Dataset rows about figures:
= = =
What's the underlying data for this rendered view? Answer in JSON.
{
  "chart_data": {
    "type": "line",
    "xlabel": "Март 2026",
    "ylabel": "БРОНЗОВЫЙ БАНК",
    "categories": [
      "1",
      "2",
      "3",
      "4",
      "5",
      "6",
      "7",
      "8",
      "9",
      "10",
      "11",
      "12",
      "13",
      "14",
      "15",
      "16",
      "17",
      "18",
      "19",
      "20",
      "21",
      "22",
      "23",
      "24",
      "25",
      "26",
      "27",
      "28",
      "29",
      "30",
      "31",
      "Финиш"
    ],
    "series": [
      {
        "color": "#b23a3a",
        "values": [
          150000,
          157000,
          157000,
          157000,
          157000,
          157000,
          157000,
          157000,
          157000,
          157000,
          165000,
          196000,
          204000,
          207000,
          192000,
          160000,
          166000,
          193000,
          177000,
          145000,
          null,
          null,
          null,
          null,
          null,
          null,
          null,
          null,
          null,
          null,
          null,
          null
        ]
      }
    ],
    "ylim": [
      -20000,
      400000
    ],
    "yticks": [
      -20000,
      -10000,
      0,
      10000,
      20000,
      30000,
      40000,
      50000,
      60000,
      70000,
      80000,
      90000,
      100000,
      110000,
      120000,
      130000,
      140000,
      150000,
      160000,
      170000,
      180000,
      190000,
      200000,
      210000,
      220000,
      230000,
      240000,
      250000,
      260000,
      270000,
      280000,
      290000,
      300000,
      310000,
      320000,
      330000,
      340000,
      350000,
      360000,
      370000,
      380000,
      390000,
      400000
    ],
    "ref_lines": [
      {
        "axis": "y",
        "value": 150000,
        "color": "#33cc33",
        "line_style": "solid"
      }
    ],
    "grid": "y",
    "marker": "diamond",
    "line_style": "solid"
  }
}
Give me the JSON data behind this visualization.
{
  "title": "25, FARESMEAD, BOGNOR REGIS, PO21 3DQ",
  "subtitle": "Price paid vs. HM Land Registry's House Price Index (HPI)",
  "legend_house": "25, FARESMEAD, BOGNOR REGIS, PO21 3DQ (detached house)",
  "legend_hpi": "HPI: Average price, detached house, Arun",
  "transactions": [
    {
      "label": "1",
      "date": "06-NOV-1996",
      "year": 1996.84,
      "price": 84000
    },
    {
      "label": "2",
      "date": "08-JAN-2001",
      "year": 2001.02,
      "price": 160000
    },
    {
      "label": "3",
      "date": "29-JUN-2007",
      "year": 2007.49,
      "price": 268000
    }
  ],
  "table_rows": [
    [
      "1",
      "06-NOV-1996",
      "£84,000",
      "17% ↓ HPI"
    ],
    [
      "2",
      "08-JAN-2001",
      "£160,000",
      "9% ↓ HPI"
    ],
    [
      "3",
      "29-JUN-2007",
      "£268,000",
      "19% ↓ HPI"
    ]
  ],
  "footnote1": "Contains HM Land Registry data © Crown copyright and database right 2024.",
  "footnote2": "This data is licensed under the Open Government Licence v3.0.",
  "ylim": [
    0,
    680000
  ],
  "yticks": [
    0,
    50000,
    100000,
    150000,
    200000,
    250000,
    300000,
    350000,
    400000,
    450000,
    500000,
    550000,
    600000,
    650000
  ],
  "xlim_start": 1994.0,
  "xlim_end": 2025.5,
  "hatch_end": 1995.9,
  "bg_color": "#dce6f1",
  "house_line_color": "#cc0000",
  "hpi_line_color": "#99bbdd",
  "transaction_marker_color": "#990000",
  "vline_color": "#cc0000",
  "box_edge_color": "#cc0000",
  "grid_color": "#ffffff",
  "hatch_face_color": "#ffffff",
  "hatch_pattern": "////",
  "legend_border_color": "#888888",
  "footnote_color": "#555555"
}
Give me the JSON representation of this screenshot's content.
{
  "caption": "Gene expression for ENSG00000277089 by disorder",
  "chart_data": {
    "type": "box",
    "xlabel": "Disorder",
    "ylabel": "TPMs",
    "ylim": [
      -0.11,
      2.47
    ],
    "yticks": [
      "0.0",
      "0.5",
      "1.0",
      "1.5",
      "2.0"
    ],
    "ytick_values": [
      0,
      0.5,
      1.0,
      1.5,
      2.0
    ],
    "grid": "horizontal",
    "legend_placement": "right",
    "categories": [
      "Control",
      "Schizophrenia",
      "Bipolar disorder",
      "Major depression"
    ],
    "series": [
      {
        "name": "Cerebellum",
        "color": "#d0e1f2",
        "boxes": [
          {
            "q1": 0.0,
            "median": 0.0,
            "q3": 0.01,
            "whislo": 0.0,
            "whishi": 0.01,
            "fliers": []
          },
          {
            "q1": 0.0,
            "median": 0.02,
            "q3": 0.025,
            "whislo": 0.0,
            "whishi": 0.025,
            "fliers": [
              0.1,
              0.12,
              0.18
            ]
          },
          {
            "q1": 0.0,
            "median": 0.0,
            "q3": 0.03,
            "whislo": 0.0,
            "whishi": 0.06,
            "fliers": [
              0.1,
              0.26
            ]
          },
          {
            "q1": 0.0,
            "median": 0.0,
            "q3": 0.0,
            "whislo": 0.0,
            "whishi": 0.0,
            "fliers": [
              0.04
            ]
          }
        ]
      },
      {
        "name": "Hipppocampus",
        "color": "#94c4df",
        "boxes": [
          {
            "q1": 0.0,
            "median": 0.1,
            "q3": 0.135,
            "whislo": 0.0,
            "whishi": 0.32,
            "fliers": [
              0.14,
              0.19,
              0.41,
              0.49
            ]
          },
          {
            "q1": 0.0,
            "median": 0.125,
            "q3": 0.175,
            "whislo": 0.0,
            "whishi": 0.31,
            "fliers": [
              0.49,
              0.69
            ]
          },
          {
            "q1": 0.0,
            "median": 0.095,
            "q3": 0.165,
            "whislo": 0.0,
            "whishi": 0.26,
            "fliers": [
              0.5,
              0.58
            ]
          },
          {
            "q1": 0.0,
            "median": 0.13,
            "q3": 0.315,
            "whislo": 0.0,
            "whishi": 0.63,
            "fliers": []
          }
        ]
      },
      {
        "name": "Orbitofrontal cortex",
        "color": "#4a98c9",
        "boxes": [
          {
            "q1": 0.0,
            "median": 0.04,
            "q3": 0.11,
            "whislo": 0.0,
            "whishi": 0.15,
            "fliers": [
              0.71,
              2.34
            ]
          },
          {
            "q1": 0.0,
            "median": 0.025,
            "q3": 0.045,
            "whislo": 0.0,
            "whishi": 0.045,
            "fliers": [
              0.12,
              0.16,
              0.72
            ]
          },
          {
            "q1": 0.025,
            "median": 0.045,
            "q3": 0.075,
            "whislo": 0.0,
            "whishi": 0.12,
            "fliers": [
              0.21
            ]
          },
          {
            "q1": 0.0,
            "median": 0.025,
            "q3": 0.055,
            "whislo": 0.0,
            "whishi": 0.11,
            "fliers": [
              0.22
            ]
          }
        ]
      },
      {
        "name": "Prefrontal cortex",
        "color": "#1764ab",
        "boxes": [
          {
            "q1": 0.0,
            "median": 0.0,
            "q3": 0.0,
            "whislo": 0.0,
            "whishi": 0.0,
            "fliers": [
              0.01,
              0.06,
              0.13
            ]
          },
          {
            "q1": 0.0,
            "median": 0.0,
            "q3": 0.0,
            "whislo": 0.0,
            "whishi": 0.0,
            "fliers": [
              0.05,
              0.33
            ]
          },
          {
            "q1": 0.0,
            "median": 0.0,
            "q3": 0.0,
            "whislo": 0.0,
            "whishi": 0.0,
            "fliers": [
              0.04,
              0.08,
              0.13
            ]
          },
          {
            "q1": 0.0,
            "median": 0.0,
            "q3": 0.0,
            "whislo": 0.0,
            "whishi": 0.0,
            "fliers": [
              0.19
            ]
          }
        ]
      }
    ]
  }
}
= = =
GIVEN EXERCISE: Recopy the entries above in their entirety, exactly.

COMPLETED EXERCISE:
What's the underlying data for this rendered view? Answer in JSON.
{
  "chart_data": {
    "type": "line",
    "xlabel": "Март 2026",
    "ylabel": "БРОНЗОВЫЙ БАНК",
    "categories": [
      "1",
      "2",
      "3",
      "4",
      "5",
      "6",
      "7",
      "8",
      "9",
      "10",
      "11",
      "12",
      "13",
      "14",
      "15",
      "16",
      "17",
      "18",
      "19",
      "20",
      "21",
      "22",
      "23",
      "24",
      "25",
      "26",
      "27",
      "28",
      "29",
      "30",
      "31",
      "Финиш"
    ],
    "series": [
      {
        "color": "#b23a3a",
        "values": [
          150000,
          157000,
          157000,
          157000,
          157000,
          157000,
          157000,
          157000,
          157000,
          157000,
          165000,
          196000,
          204000,
          207000,
          192000,
          160000,
          166000,
          193000,
          177000,
          145000,
          null,
          null,
          null,
          null,
          null,
          null,
          null,
          null,
          null,
          null,
          null,
          null
        ]
      }
    ],
    "ylim": [
      -20000,
      400000
    ],
    "yticks": [
      -20000,
      -10000,
      0,
      10000,
      20000,
      30000,
      40000,
      50000,
      60000,
      70000,
      80000,
      90000,
      100000,
      110000,
      120000,
      130000,
      140000,
      150000,
      160000,
      170000,
      180000,
      190000,
      200000,
      210000,
      220000,
      230000,
      240000,
      250000,
      260000,
      270000,
      280000,
      290000,
      300000,
      310000,
      320000,
      330000,
      340000,
      350000,
      360000,
      370000,
      380000,
      390000,
      400000
    ],
    "ref_lines": [
      {
        "axis": "y",
        "value": 150000,
        "color": "#33cc33",
        "line_style": "solid"
      }
    ],
    "grid": "y",
    "marker": "diamond",
    "line_style": "solid"
  }
}
Give me the JSON data behind this visualization.
{
  "title": "25, FARESMEAD, BOGNOR REGIS, PO21 3DQ",
  "subtitle": "Price paid vs. HM Land Registry's House Price Index (HPI)",
  "legend_house": "25, FARESMEAD, BOGNOR REGIS, PO21 3DQ (detached house)",
  "legend_hpi": "HPI: Average price, detached house, Arun",
  "transactions": [
    {
      "label": "1",
      "date": "06-NOV-1996",
      "year": 1996.84,
      "price": 84000
    },
    {
      "label": "2",
      "date": "08-JAN-2001",
      "year": 2001.02,
      "price": 160000
    },
    {
      "label": "3",
      "date": "29-JUN-2007",
      "year": 2007.49,
      "price": 268000
    }
  ],
  "table_rows": [
    [
      "1",
      "06-NOV-1996",
      "£84,000",
      "17% ↓ HPI"
    ],
    [
      "2",
      "08-JAN-2001",
      "£160,000",
      "9% ↓ HPI"
    ],
    [
      "3",
      "29-JUN-2007",
      "£268,000",
      "19% ↓ HPI"
    ]
  ],
  "footnote1": "Contains HM Land Registry data © Crown copyright and database right 2024.",
  "footnote2": "This data is licensed under the Open Government Licence v3.0.",
  "ylim": [
    0,
    680000
  ],
  "yticks": [
    0,
    50000,
    100000,
    150000,
    200000,
    250000,
    300000,
    350000,
    400000,
    450000,
    500000,
    550000,
    600000,
    650000
  ],
  "xlim_start": 1994.0,
  "xlim_end": 2025.5,
  "hatch_end": 1995.9,
  "bg_color": "#dce6f1",
  "house_line_color": "#cc0000",
  "hpi_line_color": "#99bbdd",
  "transaction_marker_color": "#990000",
  "vline_color": "#cc0000",
  "box_edge_color": "#cc0000",
  "grid_color": "#ffffff",
  "hatch_face_color": "#ffffff",
  "hatch_pattern": "////",
  "legend_border_color": "#888888",
  "footnote_color": "#555555"
}
Give me the JSON representation of this screenshot's content.
{
  "caption": "Gene expression for ENSG00000277089 by disorder",
  "chart_data": {
    "type": "box",
    "xlabel": "Disorder",
    "ylabel": "TPMs",
    "ylim": [
      -0.11,
      2.47
    ],
    "yticks": [
      "0.0",
      "0.5",
      "1.0",
      "1.5",
      "2.0"
    ],
    "ytick_values": [
      0,
      0.5,
      1.0,
      1.5,
      2.0
    ],
    "grid": "horizontal",
    "legend_placement": "right",
    "categories": [
      "Control",
      "Schizophrenia",
      "Bipolar disorder",
      "Major depression"
    ],
    "series": [
      {
        "name": "Cerebellum",
        "color": "#d0e1f2",
        "boxes": [
          {
            "q1": 0.0,
            "median": 0.0,
            "q3": 0.01,
            "whislo": 0.0,
            "whishi": 0.01,
            "fliers": []
          },
          {
            "q1": 0.0,
            "median": 0.02,
            "q3": 0.025,
            "whislo": 0.0,
            "whishi": 0.025,
            "fliers": [
              0.1,
              0.12,
              0.18
            ]
          },
          {
            "q1": 0.0,
            "median": 0.0,
            "q3": 0.03,
            "whislo": 0.0,
            "whishi": 0.06,
            "fliers": [
              0.1,
              0.26
            ]
          },
          {
            "q1": 0.0,
            "median": 0.0,
            "q3": 0.0,
            "whislo": 0.0,
            "whishi": 0.0,
            "fliers": [
              0.04
            ]
          }
        ]
      },
      {
        "name": "Hipppocampus",
        "color": "#94c4df",
        "boxes": [
          {
            "q1": 0.0,
            "median": 0.1,
            "q3": 0.135,
            "whislo": 0.0,
            "whishi": 0.32,
            "fliers": [
              0.14,
              0.19,
              0.41,
              0.49
            ]
          },
          {
            "q1": 0.0,
            "median": 0.125,
            "q3": 0.175,
            "whislo": 0.0,
            "whishi": 0.31,
            "fliers": [
              0.49,
              0.69
            ]
          },
          {
            "q1": 0.0,
            "median": 0.095,
            "q3": 0.165,
            "whislo": 0.0,
            "whishi": 0.26,
            "fliers": [
              0.5,
              0.58
            ]
          },
          {
            "q1": 0.0,
            "median": 0.13,
            "q3": 0.315,
            "whislo": 0.0,
            "whishi": 0.63,
            "fliers": []
          }
        ]
      },
      {
        "name": "Orbitofrontal cortex",
        "color": "#4a98c9",
        "boxes": [
          {
            "q1": 0.0,
            "median": 0.04,
            "q3": 0.11,
            "whislo": 0.0,
            "whishi": 0.15,
            "fliers": [
              0.71,
              2.34
            ]
          },
          {
            "q1": 0.0,
            "median": 0.025,
            "q3": 0.045,
            "whislo": 0.0,
            "whishi": 0.045,
            "fliers": [
              0.12,
              0.16,
              0.72
            ]
          },
          {
            "q1": 0.025,
            "median": 0.045,
            "q3": 0.075,
            "whislo": 0.0,
            "whishi": 0.12,
            "fliers": [
              0.21
            ]
          },
          {
            "q1": 0.0,
            "median": 0.025,
            "q3": 0.055,
            "whislo": 0.0,
            "whishi": 0.11,
            "fliers": [
              0.22
            ]
          }
        ]
      },
      {
        "name": "Prefrontal cortex",
        "color": "#1764ab",
        "boxes": [
          {
            "q1": 0.0,
            "median": 0.0,
            "q3": 0.0,
            "whislo": 0.0,
            "whishi": 0.0,
            "fliers": [
              0.01,
              0.06,
              0.13
            ]
          },
          {
            "q1": 0.0,
            "median": 0.0,
            "q3": 0.0,
            "whislo": 0.0,
            "whishi": 0.0,
            "fliers": [
              0.05,
              0.33
            ]
          },
          {
            "q1": 0.0,
            "median": 0.0,
            "q3": 0.0,
            "whislo": 0.0,
            "whishi": 0.0,
            "fliers": [
              0.04,
              0.08,
              0.13
            ]
          },
          {
            "q1": 0.0,
            "median": 0.0,
            "q3": 0.0,
            "whislo": 0.0,
            "whishi": 0.0,
            "fliers": [
              0.19
            ]
          }
        ]
      }
    ]
  }
}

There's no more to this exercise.